--- start of Dataset content ---

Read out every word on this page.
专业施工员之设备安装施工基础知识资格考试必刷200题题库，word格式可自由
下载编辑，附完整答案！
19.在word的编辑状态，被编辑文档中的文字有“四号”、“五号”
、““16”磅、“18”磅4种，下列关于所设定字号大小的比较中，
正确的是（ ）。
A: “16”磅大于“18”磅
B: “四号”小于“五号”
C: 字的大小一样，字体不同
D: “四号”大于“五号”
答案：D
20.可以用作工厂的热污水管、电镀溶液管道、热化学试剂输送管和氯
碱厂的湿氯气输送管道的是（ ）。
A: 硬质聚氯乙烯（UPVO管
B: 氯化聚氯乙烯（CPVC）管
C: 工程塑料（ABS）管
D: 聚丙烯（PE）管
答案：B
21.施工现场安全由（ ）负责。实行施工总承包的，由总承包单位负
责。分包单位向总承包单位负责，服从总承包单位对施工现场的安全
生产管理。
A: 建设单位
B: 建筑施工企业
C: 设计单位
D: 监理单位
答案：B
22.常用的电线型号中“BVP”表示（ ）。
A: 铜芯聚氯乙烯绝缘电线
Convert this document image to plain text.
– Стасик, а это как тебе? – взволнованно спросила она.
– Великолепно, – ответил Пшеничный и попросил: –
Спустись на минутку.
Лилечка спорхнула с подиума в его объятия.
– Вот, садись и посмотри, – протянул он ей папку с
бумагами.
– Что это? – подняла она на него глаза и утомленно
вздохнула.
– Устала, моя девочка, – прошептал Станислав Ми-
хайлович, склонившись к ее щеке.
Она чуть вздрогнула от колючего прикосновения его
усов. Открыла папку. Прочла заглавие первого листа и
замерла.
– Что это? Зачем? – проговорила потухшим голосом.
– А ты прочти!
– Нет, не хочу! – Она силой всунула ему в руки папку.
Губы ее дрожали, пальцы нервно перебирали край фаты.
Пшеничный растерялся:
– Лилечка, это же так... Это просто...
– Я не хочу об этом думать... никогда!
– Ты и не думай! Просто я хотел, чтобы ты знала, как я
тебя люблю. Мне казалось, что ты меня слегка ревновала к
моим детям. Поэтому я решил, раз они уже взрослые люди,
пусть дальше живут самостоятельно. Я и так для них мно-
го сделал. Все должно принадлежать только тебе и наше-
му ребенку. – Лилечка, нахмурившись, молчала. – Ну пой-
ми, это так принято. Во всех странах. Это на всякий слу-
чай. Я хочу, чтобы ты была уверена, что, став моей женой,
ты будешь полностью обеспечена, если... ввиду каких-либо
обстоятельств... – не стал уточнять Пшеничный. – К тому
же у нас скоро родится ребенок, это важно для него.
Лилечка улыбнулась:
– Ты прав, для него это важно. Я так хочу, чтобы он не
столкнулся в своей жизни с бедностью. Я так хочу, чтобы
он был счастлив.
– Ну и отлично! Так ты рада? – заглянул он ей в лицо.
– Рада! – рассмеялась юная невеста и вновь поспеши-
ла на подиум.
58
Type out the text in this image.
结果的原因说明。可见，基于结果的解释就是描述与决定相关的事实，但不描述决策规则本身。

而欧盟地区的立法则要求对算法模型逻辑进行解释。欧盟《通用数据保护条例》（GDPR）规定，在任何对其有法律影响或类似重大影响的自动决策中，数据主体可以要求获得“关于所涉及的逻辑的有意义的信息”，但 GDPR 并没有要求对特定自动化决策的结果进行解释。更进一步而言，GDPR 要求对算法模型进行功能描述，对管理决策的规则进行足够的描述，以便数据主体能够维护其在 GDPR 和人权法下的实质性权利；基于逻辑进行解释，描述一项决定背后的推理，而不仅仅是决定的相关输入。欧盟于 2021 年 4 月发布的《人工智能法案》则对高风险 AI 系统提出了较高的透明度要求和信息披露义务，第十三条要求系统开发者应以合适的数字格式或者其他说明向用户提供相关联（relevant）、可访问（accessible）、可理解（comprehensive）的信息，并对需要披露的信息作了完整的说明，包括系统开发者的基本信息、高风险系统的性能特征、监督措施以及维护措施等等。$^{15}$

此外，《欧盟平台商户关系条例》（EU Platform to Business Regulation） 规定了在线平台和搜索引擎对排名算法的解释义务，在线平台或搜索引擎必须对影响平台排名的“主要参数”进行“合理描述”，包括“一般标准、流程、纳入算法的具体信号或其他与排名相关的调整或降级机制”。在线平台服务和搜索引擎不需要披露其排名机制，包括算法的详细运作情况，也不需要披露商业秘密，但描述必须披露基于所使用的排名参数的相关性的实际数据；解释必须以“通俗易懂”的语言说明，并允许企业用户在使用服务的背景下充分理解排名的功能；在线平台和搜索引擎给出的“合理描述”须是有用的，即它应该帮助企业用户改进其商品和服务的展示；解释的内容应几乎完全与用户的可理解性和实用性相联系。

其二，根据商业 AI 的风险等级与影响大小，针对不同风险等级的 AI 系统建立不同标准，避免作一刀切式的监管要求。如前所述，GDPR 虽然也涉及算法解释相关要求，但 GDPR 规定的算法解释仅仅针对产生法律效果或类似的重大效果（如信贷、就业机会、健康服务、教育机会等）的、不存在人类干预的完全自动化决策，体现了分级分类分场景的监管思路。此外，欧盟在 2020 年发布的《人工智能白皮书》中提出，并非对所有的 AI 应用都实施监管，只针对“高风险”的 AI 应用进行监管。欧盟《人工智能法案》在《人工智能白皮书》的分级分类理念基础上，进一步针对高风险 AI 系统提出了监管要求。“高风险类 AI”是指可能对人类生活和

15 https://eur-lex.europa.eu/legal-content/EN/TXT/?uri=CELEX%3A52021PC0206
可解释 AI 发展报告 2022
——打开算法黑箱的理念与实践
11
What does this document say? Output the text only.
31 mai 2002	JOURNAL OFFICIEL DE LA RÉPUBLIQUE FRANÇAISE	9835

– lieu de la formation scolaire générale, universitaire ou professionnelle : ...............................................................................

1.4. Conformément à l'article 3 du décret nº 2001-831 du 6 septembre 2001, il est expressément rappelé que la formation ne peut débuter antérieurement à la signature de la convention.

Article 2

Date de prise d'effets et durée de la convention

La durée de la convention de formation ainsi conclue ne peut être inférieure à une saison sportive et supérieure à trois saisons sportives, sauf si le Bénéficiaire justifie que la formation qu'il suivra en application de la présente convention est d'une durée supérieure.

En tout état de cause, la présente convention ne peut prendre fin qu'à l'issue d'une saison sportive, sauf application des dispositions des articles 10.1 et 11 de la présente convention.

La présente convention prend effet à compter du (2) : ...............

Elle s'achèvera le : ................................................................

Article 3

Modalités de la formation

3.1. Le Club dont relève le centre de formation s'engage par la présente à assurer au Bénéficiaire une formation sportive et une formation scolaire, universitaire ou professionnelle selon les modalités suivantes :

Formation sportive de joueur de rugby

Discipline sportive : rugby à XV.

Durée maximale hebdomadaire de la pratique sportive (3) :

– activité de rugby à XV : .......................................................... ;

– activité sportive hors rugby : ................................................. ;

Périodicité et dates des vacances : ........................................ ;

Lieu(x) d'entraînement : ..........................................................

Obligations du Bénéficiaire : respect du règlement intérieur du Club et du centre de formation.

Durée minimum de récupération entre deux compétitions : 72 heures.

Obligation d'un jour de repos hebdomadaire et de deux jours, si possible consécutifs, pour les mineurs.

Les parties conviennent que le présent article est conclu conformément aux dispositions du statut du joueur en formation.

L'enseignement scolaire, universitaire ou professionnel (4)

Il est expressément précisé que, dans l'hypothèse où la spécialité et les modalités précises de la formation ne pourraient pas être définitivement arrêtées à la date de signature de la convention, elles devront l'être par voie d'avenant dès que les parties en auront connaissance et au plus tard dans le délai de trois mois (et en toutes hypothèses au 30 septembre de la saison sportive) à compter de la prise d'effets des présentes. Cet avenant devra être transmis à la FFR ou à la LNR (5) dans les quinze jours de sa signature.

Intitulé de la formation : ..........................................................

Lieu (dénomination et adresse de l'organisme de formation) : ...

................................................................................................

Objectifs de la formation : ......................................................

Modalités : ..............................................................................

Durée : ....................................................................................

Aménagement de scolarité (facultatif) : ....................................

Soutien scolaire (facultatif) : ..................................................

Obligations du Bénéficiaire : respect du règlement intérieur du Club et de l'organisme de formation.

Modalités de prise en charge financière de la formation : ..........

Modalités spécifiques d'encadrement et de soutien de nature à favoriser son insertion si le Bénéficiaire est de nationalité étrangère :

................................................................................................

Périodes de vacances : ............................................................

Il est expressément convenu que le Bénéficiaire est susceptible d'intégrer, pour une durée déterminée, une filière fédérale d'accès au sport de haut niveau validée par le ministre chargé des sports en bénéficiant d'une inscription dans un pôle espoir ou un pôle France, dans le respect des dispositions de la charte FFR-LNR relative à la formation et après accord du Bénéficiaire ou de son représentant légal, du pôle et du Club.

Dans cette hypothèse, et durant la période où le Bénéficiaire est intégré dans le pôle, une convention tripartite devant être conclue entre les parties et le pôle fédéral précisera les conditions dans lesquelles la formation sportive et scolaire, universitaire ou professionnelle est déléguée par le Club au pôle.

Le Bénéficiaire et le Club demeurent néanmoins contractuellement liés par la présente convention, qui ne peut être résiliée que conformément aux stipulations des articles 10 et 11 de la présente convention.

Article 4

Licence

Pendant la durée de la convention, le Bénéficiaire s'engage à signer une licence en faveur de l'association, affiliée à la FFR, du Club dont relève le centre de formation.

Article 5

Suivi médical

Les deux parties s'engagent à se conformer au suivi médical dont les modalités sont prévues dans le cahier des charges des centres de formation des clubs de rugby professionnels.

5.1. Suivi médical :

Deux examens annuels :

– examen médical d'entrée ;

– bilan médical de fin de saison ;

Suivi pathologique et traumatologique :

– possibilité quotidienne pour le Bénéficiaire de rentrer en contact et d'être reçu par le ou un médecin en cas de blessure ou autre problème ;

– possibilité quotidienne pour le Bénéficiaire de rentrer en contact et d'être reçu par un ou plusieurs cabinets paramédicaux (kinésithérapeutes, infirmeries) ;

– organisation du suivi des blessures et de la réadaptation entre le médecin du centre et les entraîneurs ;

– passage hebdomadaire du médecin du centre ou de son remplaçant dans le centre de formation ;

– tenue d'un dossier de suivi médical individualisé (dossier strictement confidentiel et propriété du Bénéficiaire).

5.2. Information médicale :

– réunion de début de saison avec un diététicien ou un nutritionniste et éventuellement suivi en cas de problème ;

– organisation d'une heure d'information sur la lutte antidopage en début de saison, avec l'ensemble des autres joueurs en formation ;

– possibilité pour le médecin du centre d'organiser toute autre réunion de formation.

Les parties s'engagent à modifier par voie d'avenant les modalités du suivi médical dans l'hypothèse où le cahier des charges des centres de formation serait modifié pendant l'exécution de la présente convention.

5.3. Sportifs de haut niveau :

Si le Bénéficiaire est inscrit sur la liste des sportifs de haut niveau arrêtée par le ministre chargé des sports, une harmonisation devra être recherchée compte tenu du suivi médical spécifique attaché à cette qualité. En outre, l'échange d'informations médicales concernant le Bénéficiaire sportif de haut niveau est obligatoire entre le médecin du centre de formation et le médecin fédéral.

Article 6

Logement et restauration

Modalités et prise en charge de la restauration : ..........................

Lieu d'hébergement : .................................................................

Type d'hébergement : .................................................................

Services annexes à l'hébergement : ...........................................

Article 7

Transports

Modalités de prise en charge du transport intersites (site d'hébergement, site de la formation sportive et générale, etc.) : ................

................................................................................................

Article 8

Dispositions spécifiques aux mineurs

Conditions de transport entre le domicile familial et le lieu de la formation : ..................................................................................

--- end of Dataset content ---

Report how many lines in these entries contain "centres". Answer with the number only.

- _Expected output_
2